### Requirements
In the listing below, find every line with the string "content" and pull it out.

### Materials provided
┌──

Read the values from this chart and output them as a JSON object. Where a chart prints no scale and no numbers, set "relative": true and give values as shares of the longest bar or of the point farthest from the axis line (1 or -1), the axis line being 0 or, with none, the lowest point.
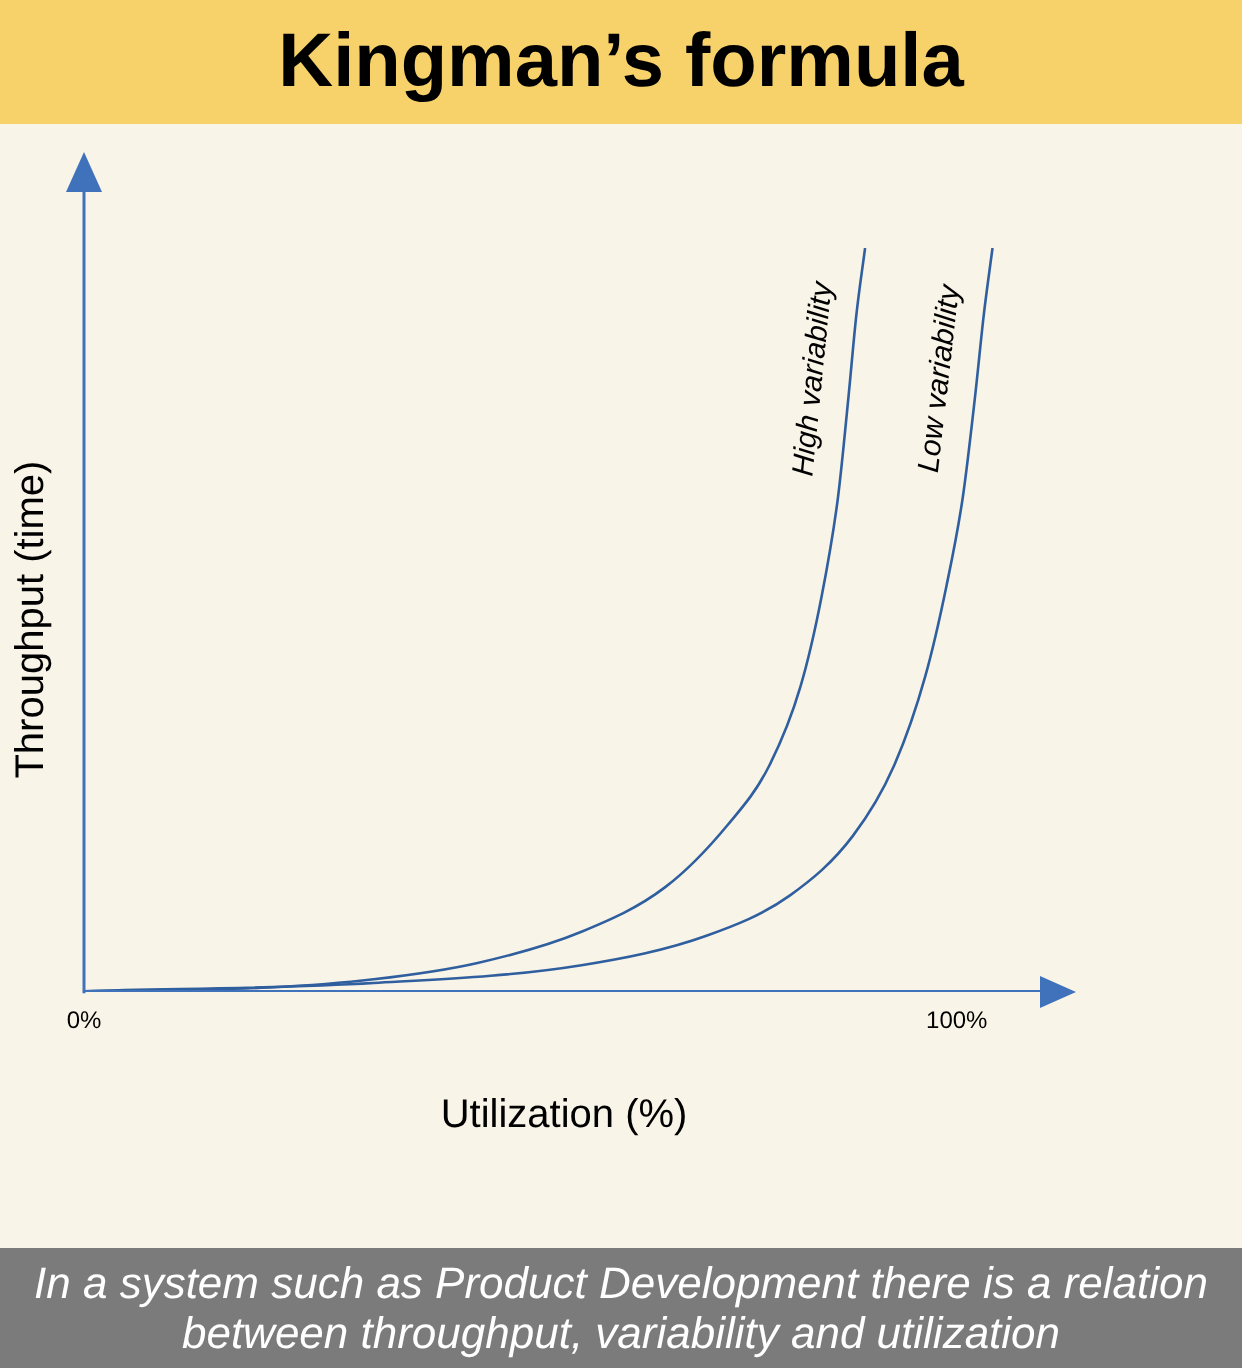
{
  "chart_data": {
    "type": "line",
    "title": "Kingman’s formula",
    "xlabel": "Utilization (%)",
    "ylabel": "Throughput (time)",
    "relative": true,
    "xlim": [
      0,
      110
    ],
    "xticks": [
      {
        "value": 0,
        "label": "0%"
      },
      {
        "value": 100,
        "label": "100%"
      }
    ],
    "grid": false,
    "legend": false,
    "marker": "none",
    "line_style": "solid",
    "series": [
      {
        "name": "High variability",
        "color": "#2f5f9e",
        "x": [
          0,
          21.2,
          33.2,
          45.1,
          57.0,
          66.6,
          73.7,
          78.5,
          82.1,
          84.5,
          86.4,
          87.6,
          88.5,
          89.5
        ],
        "values": [
          0,
          0.005,
          0.016,
          0.038,
          0.08,
          0.14,
          0.223,
          0.303,
          0.41,
          0.53,
          0.665,
          0.8,
          0.91,
          1.0
        ]
      },
      {
        "name": "Low variability",
        "color": "#2f5f9e",
        "x": [
          0,
          33.2,
          57.0,
          71.4,
          80.9,
          88.1,
          92.8,
          96.4,
          98.8,
          100.7,
          102.1,
          103.1,
          104.1
        ],
        "values": [
          0,
          0.011,
          0.035,
          0.075,
          0.129,
          0.209,
          0.303,
          0.424,
          0.544,
          0.665,
          0.8,
          0.91,
          1.0
        ]
      }
    ],
    "annotations": [
      "In a system such as Product Development there is a relation between throughput, variability and utilization"
    ]
  }
}
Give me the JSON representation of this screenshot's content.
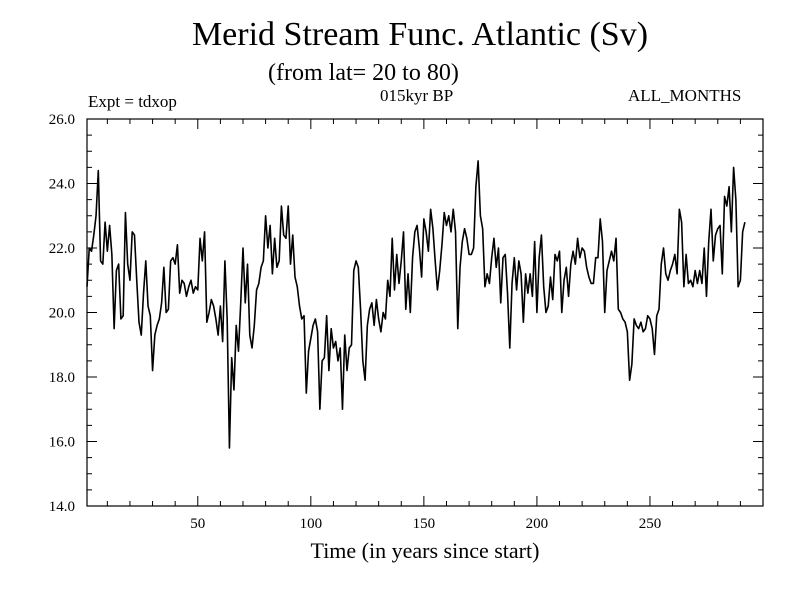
{
  "header": {
    "title": "Merid Stream Func. Atlantic (Sv)",
    "subtitle": "(from lat= 20 to 80)",
    "expt": "Expt = tdxop",
    "period": "015kyr BP",
    "months": "ALL_MONTHS"
  },
  "chart_data": {
    "type": "line",
    "title": "Merid Stream Func. Atlantic (Sv)",
    "subtitle": "(from lat= 20 to 80)",
    "xlabel": "Time (in years since start)",
    "ylabel": "",
    "xlim": [
      1,
      300
    ],
    "ylim": [
      14.0,
      26.0
    ],
    "xticks": [
      50,
      100,
      150,
      200,
      250
    ],
    "yticks": [
      14.0,
      16.0,
      18.0,
      20.0,
      22.0,
      24.0,
      26.0
    ],
    "ytick_labels": [
      "14.0",
      "16.0",
      "18.0",
      "20.0",
      "22.0",
      "24.0",
      "26.0"
    ],
    "grid": false,
    "color": "#000000",
    "series": [
      {
        "x_start": 1,
        "x_step": 1,
        "values": [
          20.8,
          22.0,
          21.9,
          22.4,
          23.0,
          24.4,
          21.6,
          21.5,
          22.8,
          21.9,
          22.7,
          21.8,
          19.5,
          21.3,
          21.5,
          19.8,
          19.9,
          23.1,
          21.5,
          21.0,
          22.5,
          22.4,
          21.0,
          19.7,
          19.3,
          20.6,
          21.6,
          20.2,
          19.9,
          18.2,
          19.3,
          19.6,
          19.8,
          20.3,
          21.4,
          20.0,
          20.1,
          21.6,
          21.7,
          21.5,
          22.1,
          20.6,
          21.0,
          20.9,
          20.5,
          20.8,
          21.0,
          20.6,
          20.8,
          20.7,
          22.3,
          21.6,
          22.5,
          19.7,
          20.0,
          20.4,
          20.2,
          19.8,
          19.3,
          20.2,
          19.1,
          21.6,
          19.8,
          15.8,
          18.6,
          17.6,
          19.6,
          18.8,
          20.3,
          22.0,
          20.3,
          21.5,
          19.3,
          18.9,
          19.6,
          20.7,
          20.9,
          21.4,
          21.6,
          23.0,
          22.0,
          22.7,
          21.2,
          22.3,
          21.4,
          21.6,
          23.3,
          22.4,
          22.3,
          23.3,
          21.5,
          22.4,
          21.1,
          20.8,
          20.2,
          19.8,
          19.9,
          17.5,
          18.8,
          19.2,
          19.6,
          19.8,
          19.4,
          17.0,
          18.5,
          18.6,
          19.9,
          18.2,
          19.5,
          18.9,
          19.1,
          18.5,
          18.9,
          17.0,
          19.3,
          18.2,
          18.9,
          19.0,
          21.3,
          21.6,
          21.4,
          20.1,
          18.5,
          17.9,
          19.6,
          20.1,
          20.3,
          19.6,
          20.4,
          19.8,
          19.4,
          20.0,
          19.8,
          21.0,
          20.5,
          22.3,
          20.7,
          21.8,
          20.9,
          21.6,
          22.5,
          20.1,
          21.2,
          20.0,
          21.7,
          22.5,
          22.7,
          22.0,
          21.1,
          22.9,
          22.5,
          21.9,
          23.2,
          22.6,
          21.6,
          20.7,
          21.3,
          22.1,
          23.1,
          22.7,
          23.0,
          22.5,
          23.2,
          22.5,
          19.5,
          21.4,
          22.2,
          22.6,
          22.3,
          21.8,
          21.8,
          22.0,
          23.9,
          24.7,
          23.0,
          22.6,
          20.8,
          21.2,
          20.9,
          21.7,
          22.3,
          21.4,
          22.0,
          20.3,
          21.7,
          21.8,
          20.6,
          18.9,
          20.9,
          21.7,
          20.7,
          21.6,
          21.2,
          19.7,
          21.2,
          20.6,
          21.2,
          20.5,
          22.2,
          20.0,
          21.7,
          22.4,
          20.8,
          20.0,
          20.2,
          21.1,
          20.4,
          21.8,
          21.6,
          21.9,
          20.0,
          21.0,
          21.4,
          20.5,
          21.5,
          21.9,
          21.5,
          22.3,
          21.7,
          22.0,
          21.9,
          21.4,
          21.1,
          20.9,
          20.9,
          21.7,
          21.7,
          22.9,
          22.2,
          20.0,
          21.3,
          21.6,
          21.9,
          21.6,
          22.3,
          20.1,
          20.0,
          19.8,
          19.7,
          19.4,
          17.9,
          18.4,
          19.8,
          19.6,
          19.5,
          19.7,
          19.4,
          19.5,
          19.9,
          19.8,
          19.5,
          18.7,
          19.9,
          20.1,
          21.5,
          22.0,
          21.2,
          21.0,
          21.3,
          21.5,
          21.8,
          21.2,
          23.2,
          22.8,
          20.8,
          21.8,
          20.9,
          21.0,
          20.8,
          21.3,
          20.9,
          21.3,
          20.9,
          22.0,
          20.5,
          22.2,
          23.2,
          21.6,
          22.4,
          22.6,
          22.7,
          21.2,
          23.6,
          23.3,
          23.9,
          22.5,
          24.5,
          23.5,
          20.8,
          21.0,
          22.5,
          22.8
        ]
      }
    ]
  }
}
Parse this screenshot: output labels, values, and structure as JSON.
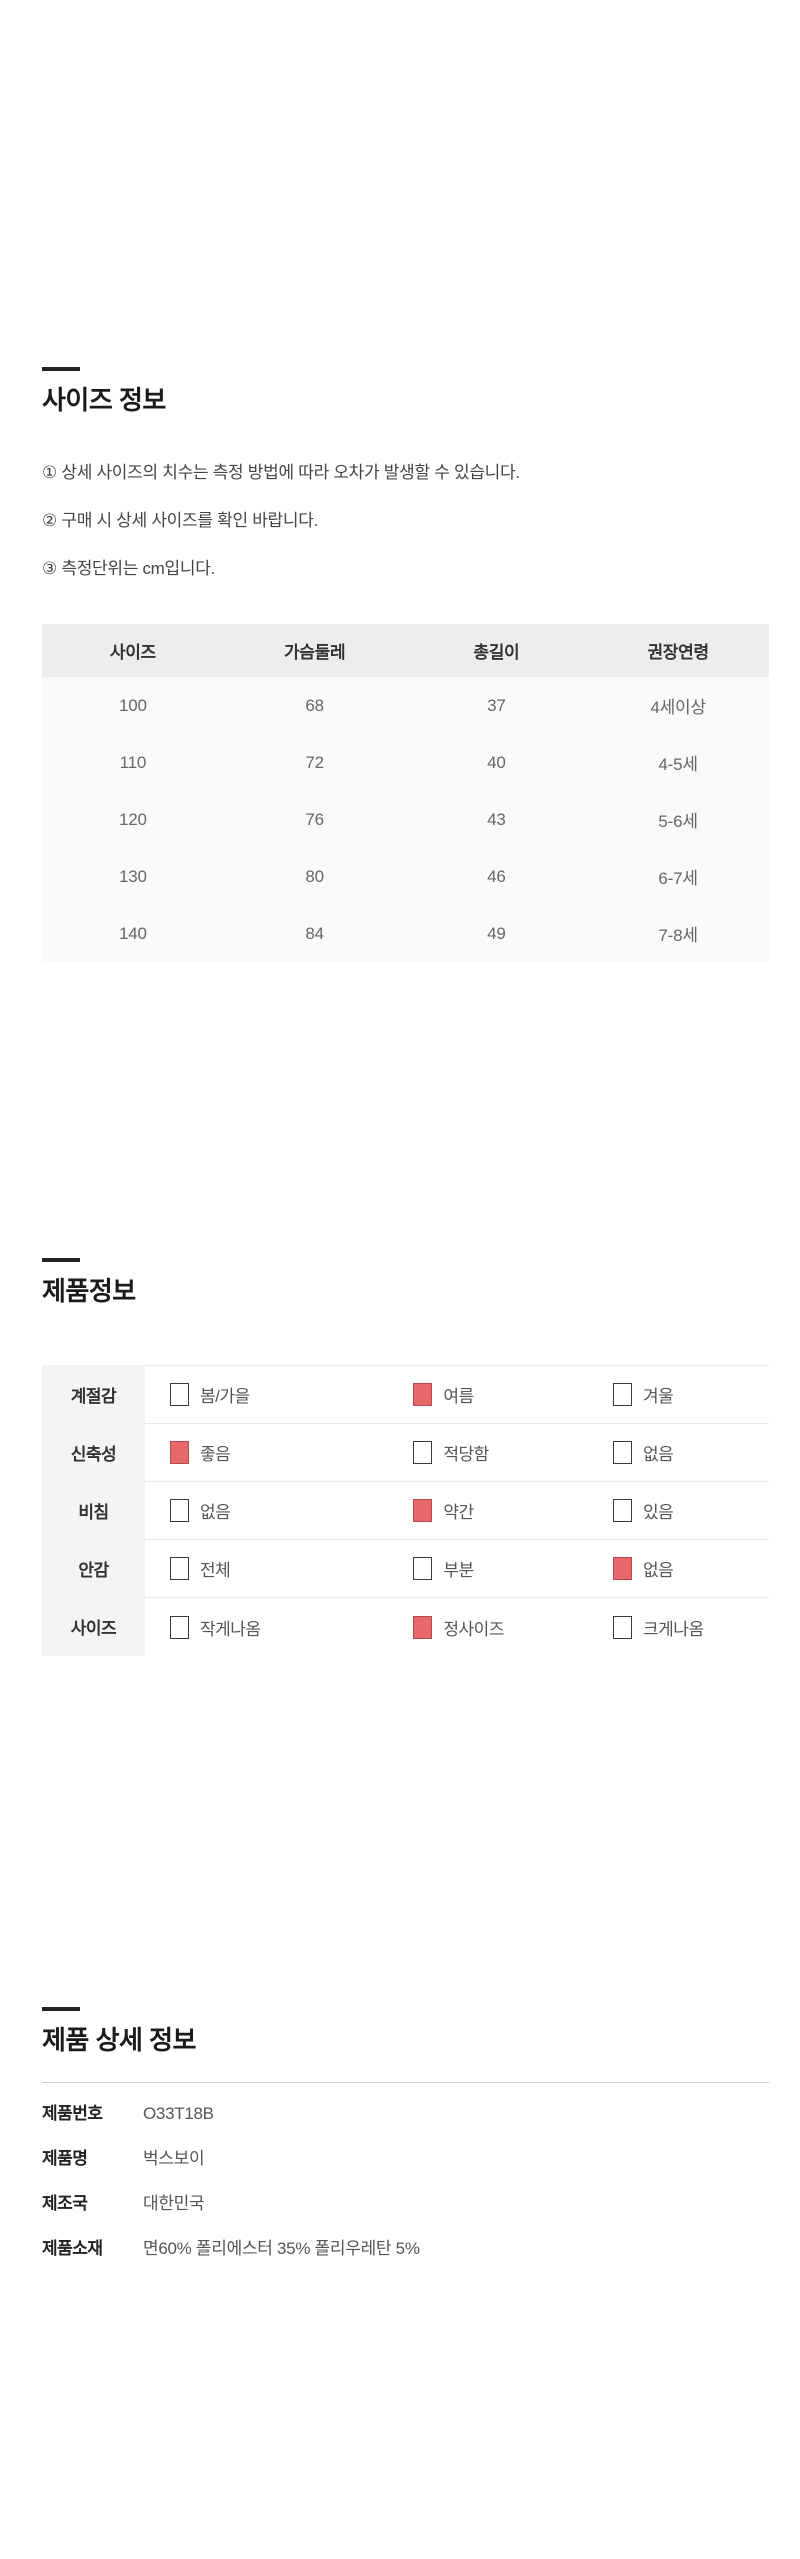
{
  "colors": {
    "accent_checked": "#e8696b",
    "header_bg": "#ededed",
    "label_col_bg": "#f4f4f4"
  },
  "size_info": {
    "title": "사이즈 정보",
    "notes": [
      "① 상세 사이즈의 치수는 측정 방법에 따라 오차가 발생할 수 있습니다.",
      "② 구매 시 상세 사이즈를 확인 바랍니다.",
      "③ 측정단위는 cm입니다."
    ],
    "table": {
      "headers": [
        "사이즈",
        "가슴둘레",
        "총길이",
        "권장연령"
      ],
      "rows": [
        [
          "100",
          "68",
          "37",
          "4세이상"
        ],
        [
          "110",
          "72",
          "40",
          "4-5세"
        ],
        [
          "120",
          "76",
          "43",
          "5-6세"
        ],
        [
          "130",
          "80",
          "46",
          "6-7세"
        ],
        [
          "140",
          "84",
          "49",
          "7-8세"
        ]
      ]
    }
  },
  "product_info": {
    "title": "제품정보",
    "rows": [
      {
        "label": "계절감",
        "options": [
          {
            "text": "봄/가을",
            "checked": false
          },
          {
            "text": "여름",
            "checked": true
          },
          {
            "text": "겨울",
            "checked": false
          }
        ]
      },
      {
        "label": "신축성",
        "options": [
          {
            "text": "좋음",
            "checked": true
          },
          {
            "text": "적당함",
            "checked": false
          },
          {
            "text": "없음",
            "checked": false
          }
        ]
      },
      {
        "label": "비침",
        "options": [
          {
            "text": "없음",
            "checked": false
          },
          {
            "text": "약간",
            "checked": true
          },
          {
            "text": "있음",
            "checked": false
          }
        ]
      },
      {
        "label": "안감",
        "options": [
          {
            "text": "전체",
            "checked": false
          },
          {
            "text": "부분",
            "checked": false
          },
          {
            "text": "없음",
            "checked": true
          }
        ]
      },
      {
        "label": "사이즈",
        "options": [
          {
            "text": "작게나옴",
            "checked": false
          },
          {
            "text": "정사이즈",
            "checked": true
          },
          {
            "text": "크게나옴",
            "checked": false
          }
        ]
      }
    ]
  },
  "product_detail": {
    "title": "제품 상세 정보",
    "rows": [
      {
        "label": "제품번호",
        "value": "O33T18B"
      },
      {
        "label": "제품명",
        "value": "벅스보이"
      },
      {
        "label": "제조국",
        "value": "대한민국"
      },
      {
        "label": "제품소재",
        "value": "면60%  폴리에스터 35%  폴리우레탄 5%"
      }
    ]
  }
}
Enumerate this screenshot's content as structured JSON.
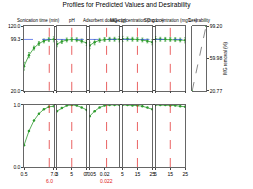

└──

### Response to this exercise
Give me the JSON representation of this screenshot's content.
Enumerate this screenshot's content as structured JSON.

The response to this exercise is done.